## STORED DATA
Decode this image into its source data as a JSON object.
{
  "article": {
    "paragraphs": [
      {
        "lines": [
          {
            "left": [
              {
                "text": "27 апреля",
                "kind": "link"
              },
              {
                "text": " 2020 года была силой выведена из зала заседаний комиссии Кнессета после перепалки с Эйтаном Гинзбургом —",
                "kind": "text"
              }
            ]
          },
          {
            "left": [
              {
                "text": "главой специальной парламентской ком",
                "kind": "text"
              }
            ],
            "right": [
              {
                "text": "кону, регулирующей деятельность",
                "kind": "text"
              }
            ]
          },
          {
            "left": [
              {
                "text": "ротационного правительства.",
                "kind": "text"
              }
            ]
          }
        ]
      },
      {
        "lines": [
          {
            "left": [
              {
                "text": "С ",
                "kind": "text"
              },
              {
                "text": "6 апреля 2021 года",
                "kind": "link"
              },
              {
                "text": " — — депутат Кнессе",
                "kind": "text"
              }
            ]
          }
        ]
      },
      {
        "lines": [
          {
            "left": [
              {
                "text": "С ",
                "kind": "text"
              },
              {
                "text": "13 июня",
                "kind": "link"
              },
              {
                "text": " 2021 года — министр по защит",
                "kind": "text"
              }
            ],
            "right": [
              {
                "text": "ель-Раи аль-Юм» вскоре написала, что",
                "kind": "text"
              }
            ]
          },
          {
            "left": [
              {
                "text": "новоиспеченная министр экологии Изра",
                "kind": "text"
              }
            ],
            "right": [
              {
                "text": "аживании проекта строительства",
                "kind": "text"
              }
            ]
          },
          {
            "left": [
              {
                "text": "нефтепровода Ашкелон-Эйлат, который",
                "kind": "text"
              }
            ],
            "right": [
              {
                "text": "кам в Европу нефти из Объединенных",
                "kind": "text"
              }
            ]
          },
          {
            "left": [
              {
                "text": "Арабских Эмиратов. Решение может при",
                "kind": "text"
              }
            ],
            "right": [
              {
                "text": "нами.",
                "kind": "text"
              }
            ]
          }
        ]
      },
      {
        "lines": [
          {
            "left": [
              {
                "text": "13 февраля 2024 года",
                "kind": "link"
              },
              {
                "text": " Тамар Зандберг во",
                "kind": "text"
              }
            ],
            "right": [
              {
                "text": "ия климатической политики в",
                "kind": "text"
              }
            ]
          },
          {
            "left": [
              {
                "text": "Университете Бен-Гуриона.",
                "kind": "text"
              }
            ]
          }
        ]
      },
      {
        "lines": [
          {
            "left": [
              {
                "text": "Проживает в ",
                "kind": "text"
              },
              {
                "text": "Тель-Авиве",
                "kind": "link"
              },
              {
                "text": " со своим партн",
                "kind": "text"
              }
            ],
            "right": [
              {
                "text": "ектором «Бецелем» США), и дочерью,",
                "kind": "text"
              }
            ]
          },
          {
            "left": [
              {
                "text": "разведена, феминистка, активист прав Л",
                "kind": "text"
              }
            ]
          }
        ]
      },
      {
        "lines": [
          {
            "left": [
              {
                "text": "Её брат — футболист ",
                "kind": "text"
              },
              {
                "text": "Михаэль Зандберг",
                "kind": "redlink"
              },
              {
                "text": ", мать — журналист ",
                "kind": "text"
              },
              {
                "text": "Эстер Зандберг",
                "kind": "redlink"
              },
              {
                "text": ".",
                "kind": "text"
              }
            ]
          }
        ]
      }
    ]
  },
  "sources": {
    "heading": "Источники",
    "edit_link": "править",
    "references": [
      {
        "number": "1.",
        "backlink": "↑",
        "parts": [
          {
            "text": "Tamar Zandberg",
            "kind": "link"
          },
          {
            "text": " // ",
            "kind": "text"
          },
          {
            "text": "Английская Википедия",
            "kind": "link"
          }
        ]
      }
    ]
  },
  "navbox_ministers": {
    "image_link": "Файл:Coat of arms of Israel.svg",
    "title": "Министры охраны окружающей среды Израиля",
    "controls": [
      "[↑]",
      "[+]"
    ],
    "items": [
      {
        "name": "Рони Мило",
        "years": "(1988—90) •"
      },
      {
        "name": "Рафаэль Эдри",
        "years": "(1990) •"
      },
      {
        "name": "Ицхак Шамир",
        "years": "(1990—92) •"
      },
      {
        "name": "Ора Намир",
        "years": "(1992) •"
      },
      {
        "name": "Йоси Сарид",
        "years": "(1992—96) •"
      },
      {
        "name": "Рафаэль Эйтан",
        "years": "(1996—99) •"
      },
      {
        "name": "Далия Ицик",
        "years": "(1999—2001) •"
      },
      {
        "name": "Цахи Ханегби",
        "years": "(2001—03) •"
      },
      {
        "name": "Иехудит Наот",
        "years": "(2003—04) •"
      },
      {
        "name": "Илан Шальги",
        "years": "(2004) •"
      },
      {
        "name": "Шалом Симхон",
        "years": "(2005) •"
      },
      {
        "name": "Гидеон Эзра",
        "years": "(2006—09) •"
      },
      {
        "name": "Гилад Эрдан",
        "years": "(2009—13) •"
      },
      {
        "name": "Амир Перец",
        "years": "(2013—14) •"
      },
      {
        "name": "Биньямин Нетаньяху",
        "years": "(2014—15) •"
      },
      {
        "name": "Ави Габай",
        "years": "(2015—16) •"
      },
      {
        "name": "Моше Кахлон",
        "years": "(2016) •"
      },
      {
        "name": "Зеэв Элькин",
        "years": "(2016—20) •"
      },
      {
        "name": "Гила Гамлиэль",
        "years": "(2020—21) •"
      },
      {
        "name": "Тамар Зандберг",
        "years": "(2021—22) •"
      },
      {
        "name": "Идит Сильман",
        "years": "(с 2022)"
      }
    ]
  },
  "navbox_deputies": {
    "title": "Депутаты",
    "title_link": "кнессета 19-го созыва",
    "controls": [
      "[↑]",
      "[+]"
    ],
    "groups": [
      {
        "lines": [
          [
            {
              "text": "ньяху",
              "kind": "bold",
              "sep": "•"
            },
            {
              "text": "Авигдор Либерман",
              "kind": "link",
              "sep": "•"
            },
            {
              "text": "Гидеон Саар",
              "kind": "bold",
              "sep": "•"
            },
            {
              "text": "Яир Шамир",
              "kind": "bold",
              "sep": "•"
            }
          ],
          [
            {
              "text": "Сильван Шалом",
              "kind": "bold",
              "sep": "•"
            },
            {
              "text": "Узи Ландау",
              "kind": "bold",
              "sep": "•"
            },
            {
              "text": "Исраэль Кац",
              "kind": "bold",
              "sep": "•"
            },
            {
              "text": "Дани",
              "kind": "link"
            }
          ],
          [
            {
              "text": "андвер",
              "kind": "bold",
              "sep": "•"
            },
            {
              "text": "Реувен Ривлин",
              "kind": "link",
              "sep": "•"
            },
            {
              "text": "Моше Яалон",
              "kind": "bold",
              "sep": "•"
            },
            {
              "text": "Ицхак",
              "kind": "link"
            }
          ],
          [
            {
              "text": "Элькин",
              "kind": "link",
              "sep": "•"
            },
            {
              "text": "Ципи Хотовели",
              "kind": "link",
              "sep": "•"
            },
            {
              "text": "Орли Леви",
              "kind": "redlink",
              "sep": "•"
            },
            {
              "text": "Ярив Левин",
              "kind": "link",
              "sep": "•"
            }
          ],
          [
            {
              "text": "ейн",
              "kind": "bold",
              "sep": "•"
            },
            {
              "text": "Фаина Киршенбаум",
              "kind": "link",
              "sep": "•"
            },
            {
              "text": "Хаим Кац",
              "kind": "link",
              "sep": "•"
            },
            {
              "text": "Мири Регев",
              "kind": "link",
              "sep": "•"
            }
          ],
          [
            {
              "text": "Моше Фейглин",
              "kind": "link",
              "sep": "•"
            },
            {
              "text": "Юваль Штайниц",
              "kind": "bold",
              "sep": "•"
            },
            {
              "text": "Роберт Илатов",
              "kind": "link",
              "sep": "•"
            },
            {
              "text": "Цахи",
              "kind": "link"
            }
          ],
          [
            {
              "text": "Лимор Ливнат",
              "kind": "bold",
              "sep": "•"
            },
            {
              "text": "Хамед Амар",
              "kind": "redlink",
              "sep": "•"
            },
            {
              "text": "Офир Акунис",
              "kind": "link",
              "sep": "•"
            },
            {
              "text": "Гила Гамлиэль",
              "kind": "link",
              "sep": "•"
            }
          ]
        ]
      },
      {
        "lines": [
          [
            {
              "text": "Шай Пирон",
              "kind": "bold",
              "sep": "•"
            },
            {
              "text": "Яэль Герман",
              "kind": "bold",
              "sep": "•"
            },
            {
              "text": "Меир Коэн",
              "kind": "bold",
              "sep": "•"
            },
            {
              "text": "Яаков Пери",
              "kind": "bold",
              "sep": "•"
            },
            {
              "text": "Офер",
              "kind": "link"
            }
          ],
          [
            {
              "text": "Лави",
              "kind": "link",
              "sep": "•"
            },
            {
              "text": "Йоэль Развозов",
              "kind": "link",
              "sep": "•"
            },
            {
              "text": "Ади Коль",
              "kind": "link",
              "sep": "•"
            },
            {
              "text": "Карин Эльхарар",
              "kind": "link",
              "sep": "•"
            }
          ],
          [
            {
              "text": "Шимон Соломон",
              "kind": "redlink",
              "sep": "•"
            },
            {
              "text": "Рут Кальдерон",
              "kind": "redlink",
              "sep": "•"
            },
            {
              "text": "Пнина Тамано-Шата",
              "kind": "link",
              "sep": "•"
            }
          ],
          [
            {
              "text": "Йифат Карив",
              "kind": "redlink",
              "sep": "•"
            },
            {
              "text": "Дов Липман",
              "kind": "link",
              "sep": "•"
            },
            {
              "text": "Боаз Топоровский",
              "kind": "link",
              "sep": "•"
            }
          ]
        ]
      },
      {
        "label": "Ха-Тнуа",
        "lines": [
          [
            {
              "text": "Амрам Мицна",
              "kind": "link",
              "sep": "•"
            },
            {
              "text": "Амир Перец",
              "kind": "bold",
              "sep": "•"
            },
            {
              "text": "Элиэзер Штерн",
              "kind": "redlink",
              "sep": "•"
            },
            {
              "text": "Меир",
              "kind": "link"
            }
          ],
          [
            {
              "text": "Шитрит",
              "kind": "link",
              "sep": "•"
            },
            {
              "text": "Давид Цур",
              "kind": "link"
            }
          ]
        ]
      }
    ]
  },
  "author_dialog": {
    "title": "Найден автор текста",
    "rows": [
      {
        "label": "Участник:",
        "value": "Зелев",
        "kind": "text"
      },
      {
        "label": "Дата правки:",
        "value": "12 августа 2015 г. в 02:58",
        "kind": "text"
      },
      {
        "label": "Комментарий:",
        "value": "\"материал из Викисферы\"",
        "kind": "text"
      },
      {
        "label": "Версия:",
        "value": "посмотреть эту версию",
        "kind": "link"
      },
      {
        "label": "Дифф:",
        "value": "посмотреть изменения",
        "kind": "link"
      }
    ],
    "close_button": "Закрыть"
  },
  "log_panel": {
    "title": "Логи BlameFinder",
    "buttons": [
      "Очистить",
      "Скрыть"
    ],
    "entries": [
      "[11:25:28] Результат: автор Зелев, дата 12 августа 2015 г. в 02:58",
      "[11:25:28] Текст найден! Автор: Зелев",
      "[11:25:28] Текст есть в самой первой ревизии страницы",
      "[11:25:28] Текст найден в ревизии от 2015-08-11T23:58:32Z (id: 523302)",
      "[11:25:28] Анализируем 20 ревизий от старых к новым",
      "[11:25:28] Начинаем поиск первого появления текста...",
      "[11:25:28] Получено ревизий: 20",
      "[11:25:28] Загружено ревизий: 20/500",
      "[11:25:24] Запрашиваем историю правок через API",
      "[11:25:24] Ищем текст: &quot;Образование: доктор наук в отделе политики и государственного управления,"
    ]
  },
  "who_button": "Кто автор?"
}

## WHAT TO DO
Copy in full each line that holds the word "Зелев".

## CORRECT RESULT
        "value": "Зелев",
      "[11:25:28] Результат: автор Зелев, дата 12 августа 2015 г. в 02:58",
      "[11:25:28] Текст найден! Автор: Зелев",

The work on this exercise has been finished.